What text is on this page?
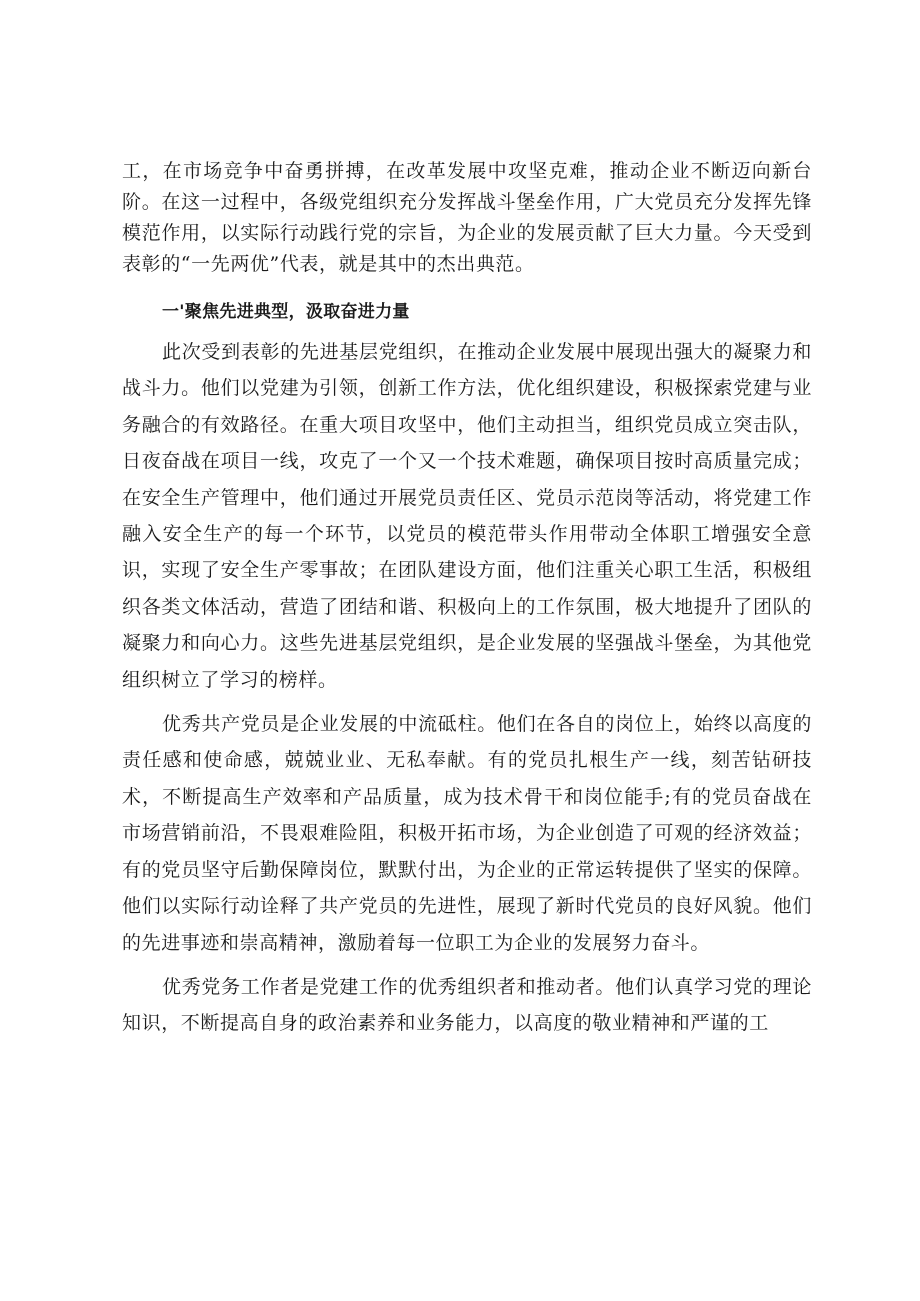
工，在市场竞争中奋勇拼搏，在改革发展中攻坚克难，推动企业不断迈向新台阶。在这一过程中，各级党组织充分发挥战斗堡垒作用，广大党员充分发挥先锋模范作用，以实际行动践行党的宗旨，为企业的发展贡献了巨大力量。今天受到表彰的“一先两优”代表，就是其中的杰出典范。

一'聚焦先进典型，汲取奋进力量

此次受到表彰的先进基层党组织，在推动企业发展中展现出强大的凝聚力和战斗力。他们以党建为引领，创新工作方法，优化组织建设，积极探索党建与业务融合的有效路径。在重大项目攻坚中，他们主动担当，组织党员成立突击队，日夜奋战在项目一线，攻克了一个又一个技术难题，确保项目按时高质量完成；在安全生产管理中，他们通过开展党员责任区、党员示范岗等活动，将党建工作融入安全生产的每一个环节，以党员的模范带头作用带动全体职工增强安全意识，实现了安全生产零事故；在团队建设方面，他们注重关心职工生活，积极组织各类文体活动，营造了团结和谐、积极向上的工作氛围，极大地提升了团队的凝聚力和向心力。这些先进基层党组织，是企业发展的坚强战斗堡垒，为其他党组织树立了学习的榜样。

优秀共产党员是企业发展的中流砥柱。他们在各自的岗位上，始终以高度的责任感和使命感，兢兢业业、无私奉献。有的党员扎根生产一线，刻苦钻研技术，不断提高生产效率和产品质量，成为技术骨干和岗位能手;有的党员奋战在市场营销前沿，不畏艰难险阻，积极开拓市场，为企业创造了可观的经济效益；有的党员坚守后勤保障岗位，默默付出，为企业的正常运转提供了坚实的保障。他们以实际行动诠释了共产党员的先进性，展现了新时代党员的良好风貌。他们的先进事迹和崇高精神，激励着每一位职工为企业的发展努力奋斗。

优秀党务工作者是党建工作的优秀组织者和推动者。他们认真学习党的理论知识，不断提高自身的政治素养和业务能力，以高度的敬业精神和严谨的工
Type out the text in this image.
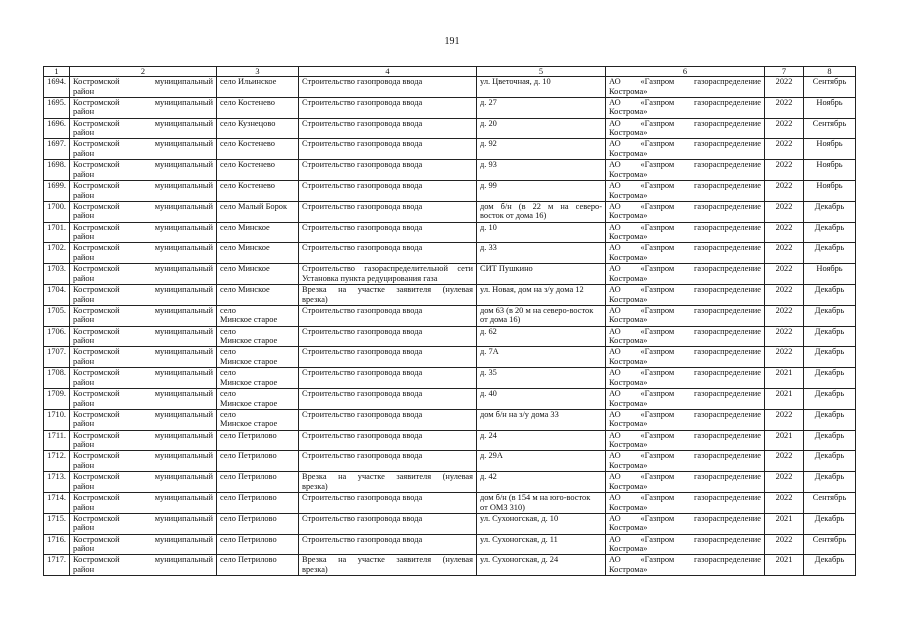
191
1	2	3	4	5	6	7	8
1694.	Костромской муниципальный
район	село Ильинское	Строительство газопровода ввода	ул. Цветочная, д. 10	АО «Газпром газораспределение
Кострома»	2022	Сентябрь
1695.	Костромской муниципальный
район	село Костенево	Строительство газопровода ввода	д. 27	АО «Газпром газораспределение
Кострома»	2022	Ноябрь
1696.	Костромской муниципальный
район	село Кузнецово	Строительство газопровода ввода	д. 20	АО «Газпром газораспределение
Кострома»	2022	Сентябрь
1697.	Костромской муниципальный
район	село Костенево	Строительство газопровода ввода	д. 92	АО «Газпром газораспределение
Кострома»	2022	Ноябрь
1698.	Костромской муниципальный
район	село Костенево	Строительство газопровода ввода	д. 93	АО «Газпром газораспределение
Кострома»	2022	Ноябрь
1699.	Костромской муниципальный
район	село Костенево	Строительство газопровода ввода	д. 99	АО «Газпром газораспределение
Кострома»	2022	Ноябрь
1700.	Костромской муниципальный
район	село Малый Борок	Строительство газопровода ввода	дом б/н (в 22 м на северо-
восток от дома 16)	АО «Газпром газораспределение
Кострома»	2022	Декабрь
1701.	Костромской муниципальный
район	село Минское	Строительство газопровода ввода	д. 10	АО «Газпром газораспределение
Кострома»	2022	Декабрь
1702.	Костромской муниципальный
район	село Минское	Строительство газопровода ввода	д. 33	АО «Газпром газораспределение
Кострома»	2022	Декабрь
1703.	Костромской муниципальный
район	село Минское	Строительство газораспределительной сети
Установка пункта редуцирования газа	СИТ Пушкино	АО «Газпром газораспределение
Кострома»	2022	Ноябрь
1704.	Костромской муниципальный
район	село Минское	Врезка на участке заявителя (нулевая
врезка)	ул. Новая, дом на з/у дома 12	АО «Газпром газораспределение
Кострома»	2022	Декабрь
1705.	Костромской муниципальный
район	село
Минское старое	Строительство газопровода ввода	дом 63 (в 20 м на северо-восток
от дома 16)	АО «Газпром газораспределение
Кострома»	2022	Декабрь
1706.	Костромской муниципальный
район	село
Минское старое	Строительство газопровода ввода	д. 62	АО «Газпром газораспределение
Кострома»	2022	Декабрь
1707.	Костромской муниципальный
район	село
Минское старое	Строительство газопровода ввода	д. 7А	АО «Газпром газораспределение
Кострома»	2022	Декабрь
1708.	Костромской муниципальный
район	село
Минское старое	Строительство газопровода ввода	д. 35	АО «Газпром газораспределение
Кострома»	2021	Декабрь
1709.	Костромской муниципальный
район	село
Минское старое	Строительство газопровода ввода	д. 40	АО «Газпром газораспределение
Кострома»	2021	Декабрь
1710.	Костромской муниципальный
район	село
Минское старое	Строительство газопровода ввода	дом б/н на з/у дома 33	АО «Газпром газораспределение
Кострома»	2022	Декабрь
1711.	Костромской муниципальный
район	село Петрилово	Строительство газопровода ввода	д. 24	АО «Газпром газораспределение
Кострома»	2021	Декабрь
1712.	Костромской муниципальный
район	село Петрилово	Строительство газопровода ввода	д. 29А	АО «Газпром газораспределение
Кострома»	2022	Декабрь
1713.	Костромской муниципальный
район	село Петрилово	Врезка на участке заявителя (нулевая
врезка)	д. 42	АО «Газпром газораспределение
Кострома»	2022	Декабрь
1714.	Костромской муниципальный
район	село Петрилово	Строительство газопровода ввода	дом б/н (в 154 м на юго-восток
от ОМЗ 310)	АО «Газпром газораспределение
Кострома»	2022	Сентябрь
1715.	Костромской муниципальный
район	село Петрилово	Строительство газопровода ввода	ул. Сухоногская, д. 10	АО «Газпром газораспределение
Кострома»	2021	Декабрь
1716.	Костромской муниципальный
район	село Петрилово	Строительство газопровода ввода	ул. Сухоногская, д. 11	АО «Газпром газораспределение
Кострома»	2022	Сентябрь
1717.	Костромской муниципальный
район	село Петрилово	Врезка на участке заявителя (нулевая
врезка)	ул. Сухоногская, д. 24	АО «Газпром газораспределение
Кострома»	2021	Декабрь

▶ **YOUR GOAL**
Reproduce each line of the records exactly, and omit every picture.

▶ **CORRECT OUTPUT**
What text is on this page?
工，在市场竞争中奋勇拼搏，在改革发展中攻坚克难，推动企业不断迈向新台阶。在这一过程中，各级党组织充分发挥战斗堡垒作用，广大党员充分发挥先锋模范作用，以实际行动践行党的宗旨，为企业的发展贡献了巨大力量。今天受到表彰的“一先两优”代表，就是其中的杰出典范。

一'聚焦先进典型，汲取奋进力量

此次受到表彰的先进基层党组织，在推动企业发展中展现出强大的凝聚力和战斗力。他们以党建为引领，创新工作方法，优化组织建设，积极探索党建与业务融合的有效路径。在重大项目攻坚中，他们主动担当，组织党员成立突击队，日夜奋战在项目一线，攻克了一个又一个技术难题，确保项目按时高质量完成；在安全生产管理中，他们通过开展党员责任区、党员示范岗等活动，将党建工作融入安全生产的每一个环节，以党员的模范带头作用带动全体职工增强安全意识，实现了安全生产零事故；在团队建设方面，他们注重关心职工生活，积极组织各类文体活动，营造了团结和谐、积极向上的工作氛围，极大地提升了团队的凝聚力和向心力。这些先进基层党组织，是企业发展的坚强战斗堡垒，为其他党组织树立了学习的榜样。

优秀共产党员是企业发展的中流砥柱。他们在各自的岗位上，始终以高度的责任感和使命感，兢兢业业、无私奉献。有的党员扎根生产一线，刻苦钻研技术，不断提高生产效率和产品质量，成为技术骨干和岗位能手;有的党员奋战在市场营销前沿，不畏艰难险阻，积极开拓市场，为企业创造了可观的经济效益；有的党员坚守后勤保障岗位，默默付出，为企业的正常运转提供了坚实的保障。他们以实际行动诠释了共产党员的先进性，展现了新时代党员的良好风貌。他们的先进事迹和崇高精神，激励着每一位职工为企业的发展努力奋斗。

优秀党务工作者是党建工作的优秀组织者和推动者。他们认真学习党的理论知识，不断提高自身的政治素养和业务能力，以高度的敬业精神和严谨的工
Type out the text in this image.
191
1	2	3	4	5	6	7	8
1694.	Костромской муниципальный
район	село Ильинское	Строительство газопровода ввода	ул. Цветочная, д. 10	АО «Газпром газораспределение
Кострома»	2022	Сентябрь
1695.	Костромской муниципальный
район	село Костенево	Строительство газопровода ввода	д. 27	АО «Газпром газораспределение
Кострома»	2022	Ноябрь
1696.	Костромской муниципальный
район	село Кузнецово	Строительство газопровода ввода	д. 20	АО «Газпром газораспределение
Кострома»	2022	Сентябрь
1697.	Костромской муниципальный
район	село Костенево	Строительство газопровода ввода	д. 92	АО «Газпром газораспределение
Кострома»	2022	Ноябрь
1698.	Костромской муниципальный
район	село Костенево	Строительство газопровода ввода	д. 93	АО «Газпром газораспределение
Кострома»	2022	Ноябрь
1699.	Костромской муниципальный
район	село Костенево	Строительство газопровода ввода	д. 99	АО «Газпром газораспределение
Кострома»	2022	Ноябрь
1700.	Костромской муниципальный
район	село Малый Борок	Строительство газопровода ввода	дом б/н (в 22 м на северо-
восток от дома 16)	АО «Газпром газораспределение
Кострома»	2022	Декабрь
1701.	Костромской муниципальный
район	село Минское	Строительство газопровода ввода	д. 10	АО «Газпром газораспределение
Кострома»	2022	Декабрь
1702.	Костромской муниципальный
район	село Минское	Строительство газопровода ввода	д. 33	АО «Газпром газораспределение
Кострома»	2022	Декабрь
1703.	Костромской муниципальный
район	село Минское	Строительство газораспределительной сети
Установка пункта редуцирования газа	СИТ Пушкино	АО «Газпром газораспределение
Кострома»	2022	Ноябрь
1704.	Костромской муниципальный
район	село Минское	Врезка на участке заявителя (нулевая
врезка)	ул. Новая, дом на з/у дома 12	АО «Газпром газораспределение
Кострома»	2022	Декабрь
1705.	Костромской муниципальный
район	село
Минское старое	Строительство газопровода ввода	дом 63 (в 20 м на северо-восток
от дома 16)	АО «Газпром газораспределение
Кострома»	2022	Декабрь
1706.	Костромской муниципальный
район	село
Минское старое	Строительство газопровода ввода	д. 62	АО «Газпром газораспределение
Кострома»	2022	Декабрь
1707.	Костромской муниципальный
район	село
Минское старое	Строительство газопровода ввода	д. 7А	АО «Газпром газораспределение
Кострома»	2022	Декабрь
1708.	Костромской муниципальный
район	село
Минское старое	Строительство газопровода ввода	д. 35	АО «Газпром газораспределение
Кострома»	2021	Декабрь
1709.	Костромской муниципальный
район	село
Минское старое	Строительство газопровода ввода	д. 40	АО «Газпром газораспределение
Кострома»	2021	Декабрь
1710.	Костромской муниципальный
район	село
Минское старое	Строительство газопровода ввода	дом б/н на з/у дома 33	АО «Газпром газораспределение
Кострома»	2022	Декабрь
1711.	Костромской муниципальный
район	село Петрилово	Строительство газопровода ввода	д. 24	АО «Газпром газораспределение
Кострома»	2021	Декабрь
1712.	Костромской муниципальный
район	село Петрилово	Строительство газопровода ввода	д. 29А	АО «Газпром газораспределение
Кострома»	2022	Декабрь
1713.	Костромской муниципальный
район	село Петрилово	Врезка на участке заявителя (нулевая
врезка)	д. 42	АО «Газпром газораспределение
Кострома»	2022	Декабрь
1714.	Костромской муниципальный
район	село Петрилово	Строительство газопровода ввода	дом б/н (в 154 м на юго-восток
от ОМЗ 310)	АО «Газпром газораспределение
Кострома»	2022	Сентябрь
1715.	Костромской муниципальный
район	село Петрилово	Строительство газопровода ввода	ул. Сухоногская, д. 10	АО «Газпром газораспределение
Кострома»	2021	Декабрь
1716.	Костромской муниципальный
район	село Петрилово	Строительство газопровода ввода	ул. Сухоногская, д. 11	АО «Газпром газораспределение
Кострома»	2022	Сентябрь
1717.	Костромской муниципальный
район	село Петрилово	Врезка на участке заявителя (нулевая
врезка)	ул. Сухоногская, д. 24	АО «Газпром газораспределение
Кострома»	2021	Декабрь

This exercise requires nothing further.